TASK:
Check each line of the records below and collect those that include the word "xlabel".

─── EXCERPTED RECORDS ───

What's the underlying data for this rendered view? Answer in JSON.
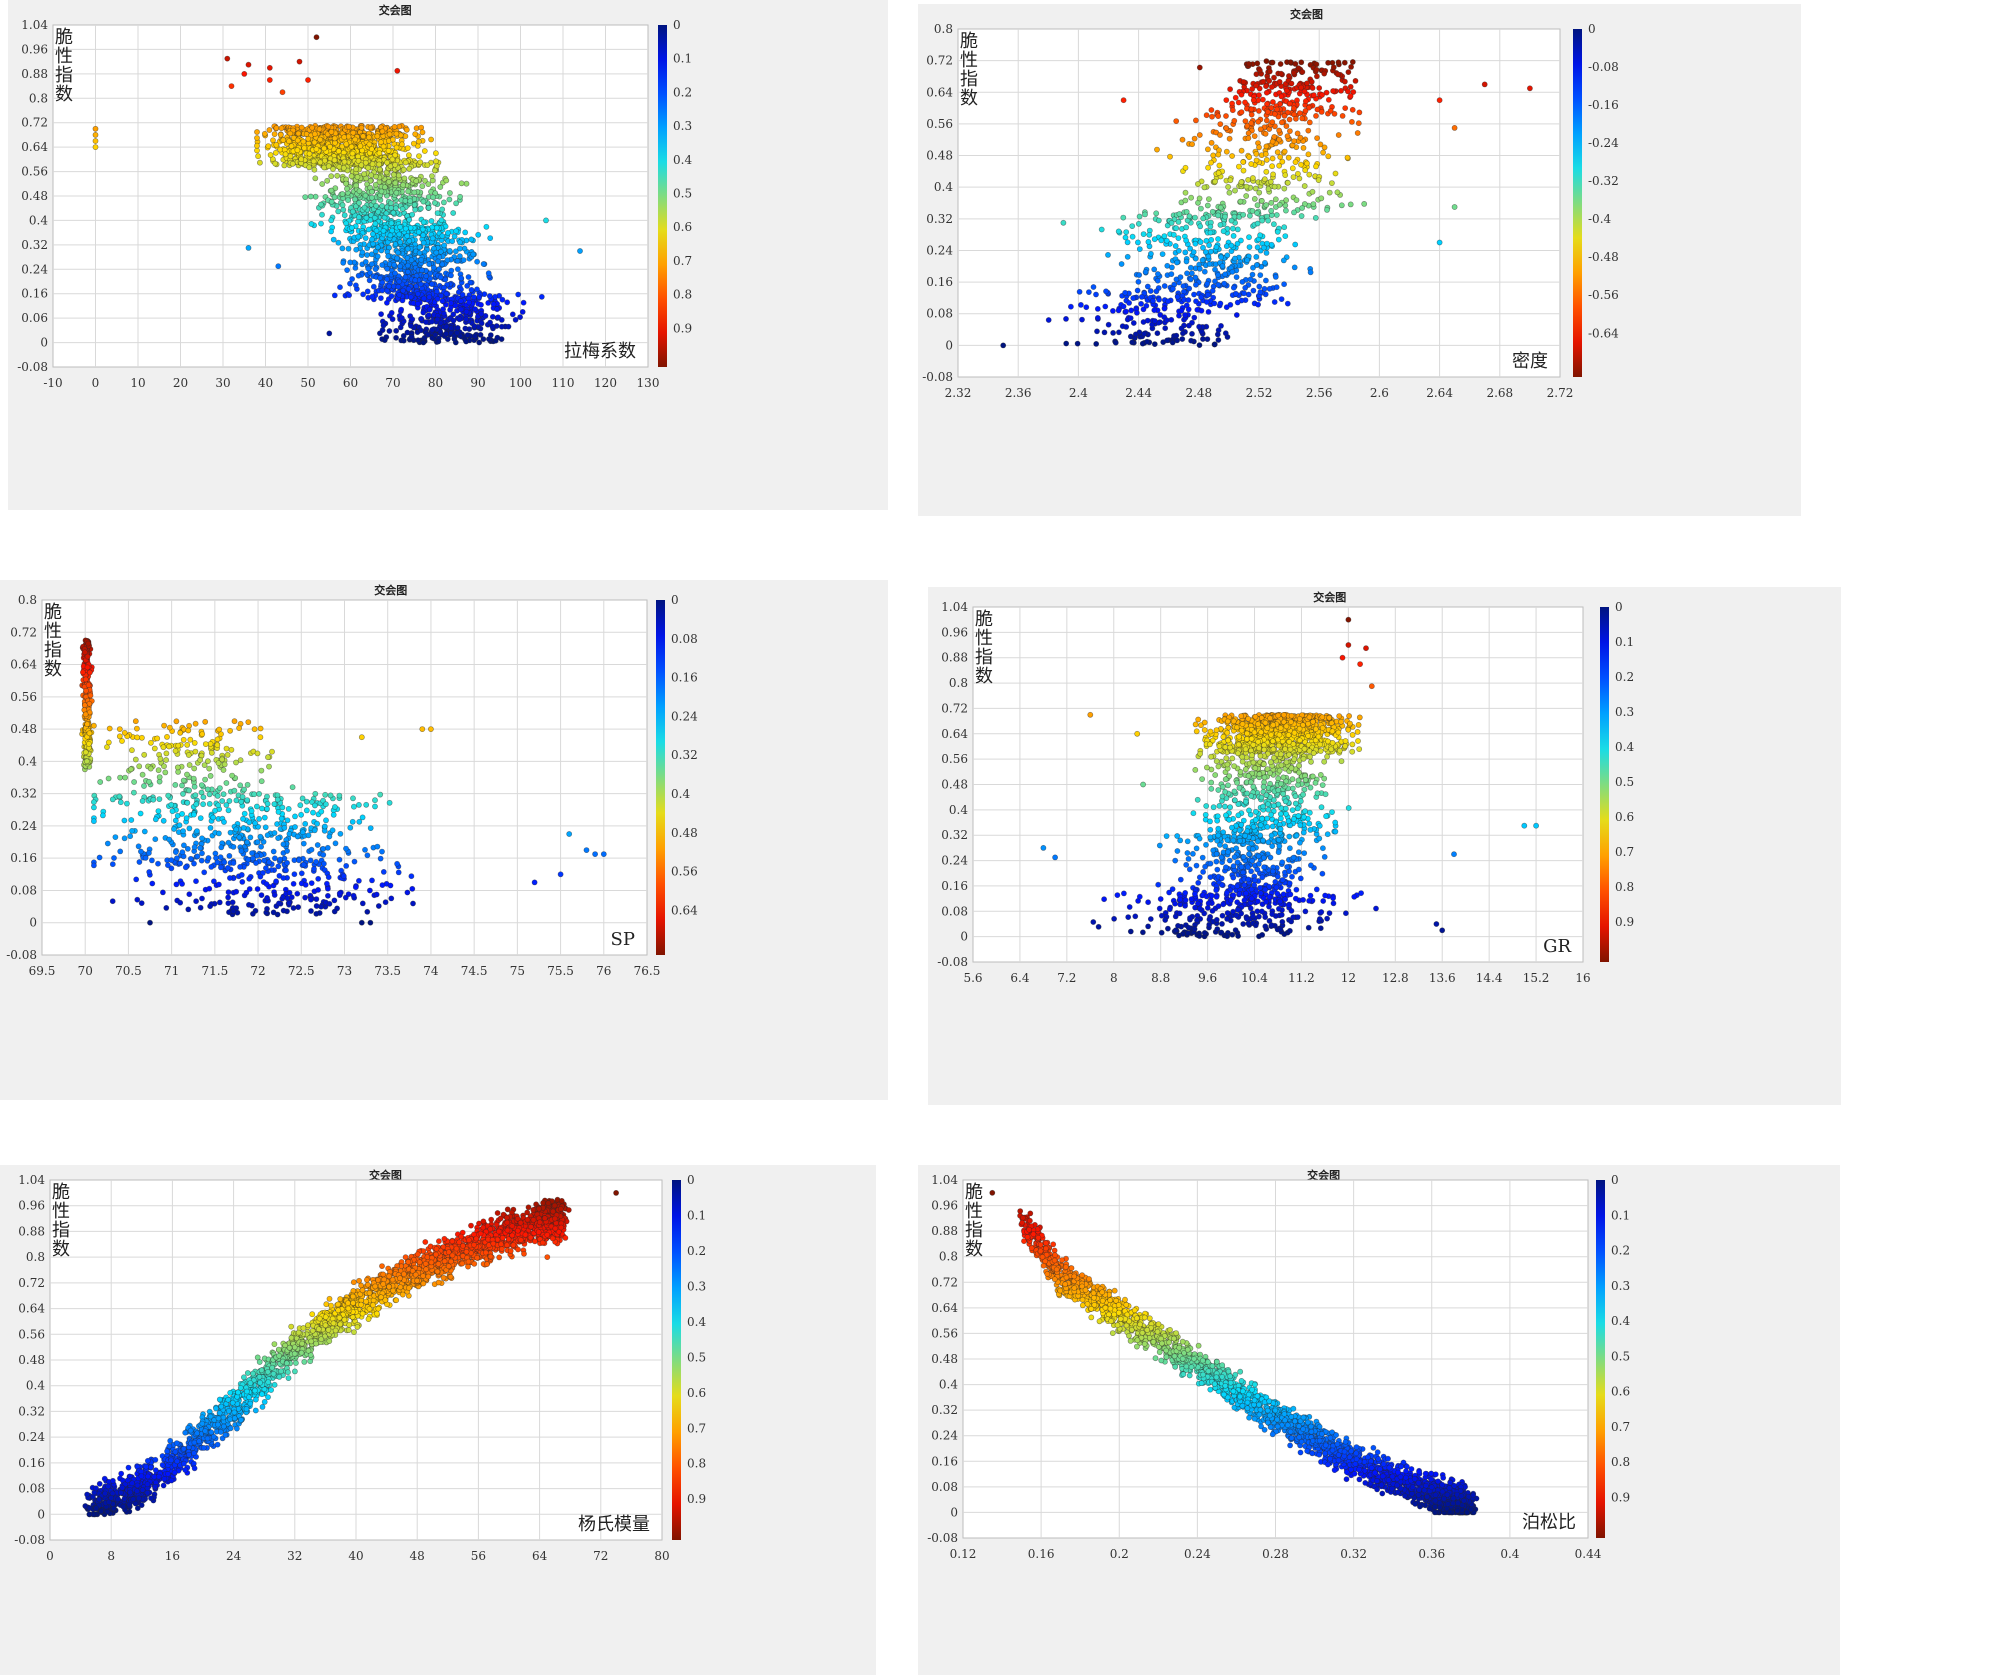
{
  "chart_data": [
    {
      "type": "scatter",
      "title": "交会图",
      "ylabel": "脆性指数",
      "xlabel": "拉梅系数",
      "x_ticks": [
        "-10",
        "0",
        "10",
        "20",
        "30",
        "40",
        "50",
        "60",
        "70",
        "80",
        "90",
        "100",
        "110",
        "120",
        "130"
      ],
      "y_ticks": [
        "1.04",
        "0.96",
        "0.88",
        "0.8",
        "0.72",
        "0.64",
        "0.56",
        "0.48",
        "0.4",
        "0.32",
        "0.24",
        "0.16",
        "0.06",
        "0",
        "-0.08"
      ],
      "colorbar_ticks": [
        "0",
        "0.1",
        "0.2",
        "0.3",
        "0.4",
        "0.5",
        "0.6",
        "0.7",
        "0.8",
        "0.9"
      ],
      "xlim": [
        -10,
        130
      ],
      "ylim": [
        -0.08,
        1.04
      ],
      "colorbar_range": [
        0,
        1
      ],
      "grid": true,
      "points": [
        [
          0,
          0.64
        ],
        [
          0,
          0.66
        ],
        [
          0,
          0.68
        ],
        [
          0,
          0.7
        ],
        [
          31,
          0.93
        ],
        [
          32,
          0.84
        ],
        [
          35,
          0.88
        ],
        [
          36,
          0.91
        ],
        [
          41,
          0.9
        ],
        [
          41,
          0.86
        ],
        [
          44,
          0.82
        ],
        [
          48,
          0.92
        ],
        [
          50,
          0.86
        ],
        [
          52,
          1.0
        ],
        [
          71,
          0.89
        ],
        [
          36,
          0.31
        ],
        [
          43,
          0.25
        ],
        [
          55,
          0.03
        ],
        [
          105,
          0.15
        ],
        [
          114,
          0.3
        ],
        [
          106,
          0.4
        ]
      ],
      "clusters": [
        {
          "cx": [
            38,
            92
          ],
          "cy": [
            0.58,
            0.71
          ],
          "n": 900,
          "peak_x": 58
        },
        {
          "cx": [
            46,
            96
          ],
          "cy": [
            0.36,
            0.6
          ],
          "n": 550,
          "peak_x": 68
        },
        {
          "cx": [
            52,
            100
          ],
          "cy": [
            0.14,
            0.38
          ],
          "n": 600,
          "peak_x": 75
        },
        {
          "cx": [
            60,
            108
          ],
          "cy": [
            0.0,
            0.16
          ],
          "n": 350,
          "peak_x": 82
        }
      ]
    },
    {
      "type": "scatter",
      "title": "交会图",
      "ylabel": "脆性指数",
      "xlabel": "密度",
      "x_ticks": [
        "2.32",
        "2.36",
        "2.4",
        "2.44",
        "2.48",
        "2.52",
        "2.56",
        "2.6",
        "2.64",
        "2.68",
        "2.72"
      ],
      "y_ticks": [
        "0.8",
        "0.72",
        "0.64",
        "0.56",
        "0.48",
        "0.4",
        "0.32",
        "0.24",
        "0.16",
        "0.08",
        "0",
        "-0.08"
      ],
      "colorbar_ticks": [
        "0",
        "-0.08",
        "-0.16",
        "-0.24",
        "-0.32",
        "-0.4",
        "-0.48",
        "-0.56",
        "-0.64"
      ],
      "xlim": [
        2.32,
        2.72
      ],
      "ylim": [
        -0.08,
        0.8
      ],
      "colorbar_range": [
        0,
        0.72
      ],
      "grid": true,
      "points": [
        [
          2.35,
          0.0
        ],
        [
          2.67,
          0.66
        ],
        [
          2.7,
          0.65
        ],
        [
          2.64,
          0.62
        ],
        [
          2.65,
          0.55
        ],
        [
          2.65,
          0.35
        ],
        [
          2.64,
          0.26
        ],
        [
          2.43,
          0.62
        ],
        [
          2.39,
          0.31
        ]
      ],
      "clusters": [
        {
          "cx": [
            2.48,
            2.62
          ],
          "cy": [
            0.58,
            0.72
          ],
          "n": 220,
          "peak_x": 2.54
        },
        {
          "cx": [
            2.44,
            2.62
          ],
          "cy": [
            0.32,
            0.6
          ],
          "n": 320,
          "peak_x": 2.52
        },
        {
          "cx": [
            2.41,
            2.6
          ],
          "cy": [
            0.1,
            0.34
          ],
          "n": 360,
          "peak_x": 2.49
        },
        {
          "cx": [
            2.37,
            2.54
          ],
          "cy": [
            0.0,
            0.14
          ],
          "n": 160,
          "peak_x": 2.45
        }
      ]
    },
    {
      "type": "scatter",
      "title": "交会图",
      "ylabel": "脆性指数",
      "xlabel": "SP",
      "x_ticks": [
        "69.5",
        "70",
        "70.5",
        "71",
        "71.5",
        "72",
        "72.5",
        "73",
        "73.5",
        "74",
        "74.5",
        "75",
        "75.5",
        "76",
        "76.5"
      ],
      "y_ticks": [
        "0.8",
        "0.72",
        "0.64",
        "0.56",
        "0.48",
        "0.4",
        "0.32",
        "0.24",
        "0.16",
        "0.08",
        "0",
        "-0.08"
      ],
      "colorbar_ticks": [
        "0",
        "0.08",
        "0.16",
        "0.24",
        "0.32",
        "0.4",
        "0.48",
        "0.56",
        "0.64"
      ],
      "xlim": [
        69.5,
        76.5
      ],
      "ylim": [
        -0.08,
        0.8
      ],
      "colorbar_range": [
        0,
        0.72
      ],
      "grid": true,
      "points": [
        [
          70.4,
          0.48
        ],
        [
          73.2,
          0.46
        ],
        [
          73.9,
          0.48
        ],
        [
          74.0,
          0.48
        ],
        [
          75.8,
          0.18
        ],
        [
          75.9,
          0.17
        ],
        [
          76.0,
          0.17
        ],
        [
          75.6,
          0.22
        ],
        [
          75.5,
          0.12
        ],
        [
          75.2,
          0.1
        ],
        [
          70.75,
          0.0
        ],
        [
          73.2,
          0.0
        ],
        [
          73.3,
          0.0
        ]
      ],
      "clusters": [
        {
          "cx": [
            69.95,
            70.1
          ],
          "cy": [
            0.38,
            0.7
          ],
          "n": 260,
          "peak_x": 70.02
        },
        {
          "cx": [
            70.1,
            73.2
          ],
          "cy": [
            0.3,
            0.5
          ],
          "n": 200,
          "peak_x": 71.2
        },
        {
          "cx": [
            70.1,
            75.2
          ],
          "cy": [
            0.14,
            0.32
          ],
          "n": 380,
          "peak_x": 71.8
        },
        {
          "cx": [
            70.2,
            75.0
          ],
          "cy": [
            0.02,
            0.16
          ],
          "n": 220,
          "peak_x": 72.2
        }
      ]
    },
    {
      "type": "scatter",
      "title": "交会图",
      "ylabel": "脆性指数",
      "xlabel": "GR",
      "x_ticks": [
        "5.6",
        "6.4",
        "7.2",
        "8",
        "8.8",
        "9.6",
        "10.4",
        "11.2",
        "12",
        "12.8",
        "13.6",
        "14.4",
        "15.2",
        "16"
      ],
      "y_ticks": [
        "1.04",
        "0.96",
        "0.88",
        "0.8",
        "0.72",
        "0.64",
        "0.56",
        "0.48",
        "0.4",
        "0.32",
        "0.24",
        "0.16",
        "0.08",
        "0",
        "-0.08"
      ],
      "colorbar_ticks": [
        "0",
        "0.1",
        "0.2",
        "0.3",
        "0.4",
        "0.5",
        "0.6",
        "0.7",
        "0.8",
        "0.9"
      ],
      "xlim": [
        5.6,
        16
      ],
      "ylim": [
        -0.08,
        1.04
      ],
      "colorbar_range": [
        0,
        1
      ],
      "grid": true,
      "points": [
        [
          12.0,
          1.0
        ],
        [
          12.0,
          0.92
        ],
        [
          12.3,
          0.91
        ],
        [
          11.9,
          0.88
        ],
        [
          12.2,
          0.86
        ],
        [
          12.4,
          0.79
        ],
        [
          7.6,
          0.7
        ],
        [
          8.4,
          0.64
        ],
        [
          8.5,
          0.48
        ],
        [
          15.0,
          0.35
        ],
        [
          15.2,
          0.35
        ],
        [
          13.8,
          0.26
        ],
        [
          6.8,
          0.28
        ],
        [
          7.0,
          0.25
        ],
        [
          13.5,
          0.04
        ],
        [
          13.6,
          0.02
        ]
      ],
      "clusters": [
        {
          "cx": [
            9.2,
            12.8
          ],
          "cy": [
            0.58,
            0.7
          ],
          "n": 900,
          "peak_x": 10.8
        },
        {
          "cx": [
            9.0,
            12.6
          ],
          "cy": [
            0.3,
            0.58
          ],
          "n": 420,
          "peak_x": 10.6
        },
        {
          "cx": [
            8.6,
            12.4
          ],
          "cy": [
            0.1,
            0.32
          ],
          "n": 360,
          "peak_x": 10.2
        },
        {
          "cx": [
            7.0,
            13.0
          ],
          "cy": [
            0.0,
            0.14
          ],
          "n": 220,
          "peak_x": 10.0
        }
      ]
    },
    {
      "type": "scatter",
      "title": "交会图",
      "ylabel": "脆性指数",
      "xlabel": "杨氏模量",
      "x_ticks": [
        "0",
        "8",
        "16",
        "24",
        "32",
        "40",
        "48",
        "56",
        "64",
        "72",
        "80"
      ],
      "y_ticks": [
        "1.04",
        "0.96",
        "0.88",
        "0.8",
        "0.72",
        "0.64",
        "0.56",
        "0.48",
        "0.4",
        "0.32",
        "0.24",
        "0.16",
        "0.08",
        "0",
        "-0.08"
      ],
      "colorbar_ticks": [
        "0",
        "0.1",
        "0.2",
        "0.3",
        "0.4",
        "0.5",
        "0.6",
        "0.7",
        "0.8",
        "0.9"
      ],
      "xlim": [
        0,
        80
      ],
      "ylim": [
        -0.08,
        1.04
      ],
      "colorbar_range": [
        0,
        1
      ],
      "grid": true,
      "points": [
        [
          74,
          1.0
        ],
        [
          66,
          0.92
        ],
        [
          65,
          0.8
        ]
      ],
      "trend": {
        "x": [
          5,
          10,
          16,
          24,
          32,
          40,
          48,
          56,
          64,
          67
        ],
        "y": [
          0.03,
          0.06,
          0.16,
          0.33,
          0.52,
          0.65,
          0.76,
          0.84,
          0.9,
          0.92
        ],
        "spread": 0.04,
        "n": 2800
      }
    },
    {
      "type": "scatter",
      "title": "交会图",
      "ylabel": "脆性指数",
      "xlabel": "泊松比",
      "x_ticks": [
        "0.12",
        "0.16",
        "0.2",
        "0.24",
        "0.28",
        "0.32",
        "0.36",
        "0.4",
        "0.44"
      ],
      "y_ticks": [
        "1.04",
        "0.96",
        "0.88",
        "0.8",
        "0.72",
        "0.64",
        "0.56",
        "0.48",
        "0.4",
        "0.32",
        "0.24",
        "0.16",
        "0.08",
        "0",
        "-0.08"
      ],
      "colorbar_ticks": [
        "0",
        "0.1",
        "0.2",
        "0.3",
        "0.4",
        "0.5",
        "0.6",
        "0.7",
        "0.8",
        "0.9"
      ],
      "xlim": [
        0.12,
        0.44
      ],
      "ylim": [
        -0.08,
        1.04
      ],
      "colorbar_range": [
        0,
        1
      ],
      "grid": true,
      "points": [
        [
          0.135,
          1.0
        ]
      ],
      "trend": {
        "x": [
          0.15,
          0.17,
          0.2,
          0.24,
          0.28,
          0.32,
          0.36,
          0.38
        ],
        "y": [
          0.92,
          0.74,
          0.62,
          0.46,
          0.3,
          0.16,
          0.06,
          0.02
        ],
        "spread": 0.035,
        "n": 2600
      }
    }
  ]
}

───

RESULT OF THE EXERCISE:
      "xlabel": "拉梅系数",
      "xlabel": "密度",
      "xlabel": "SP",
      "xlabel": "GR",
      "xlabel": "杨氏模量",
      "xlabel": "泊松比",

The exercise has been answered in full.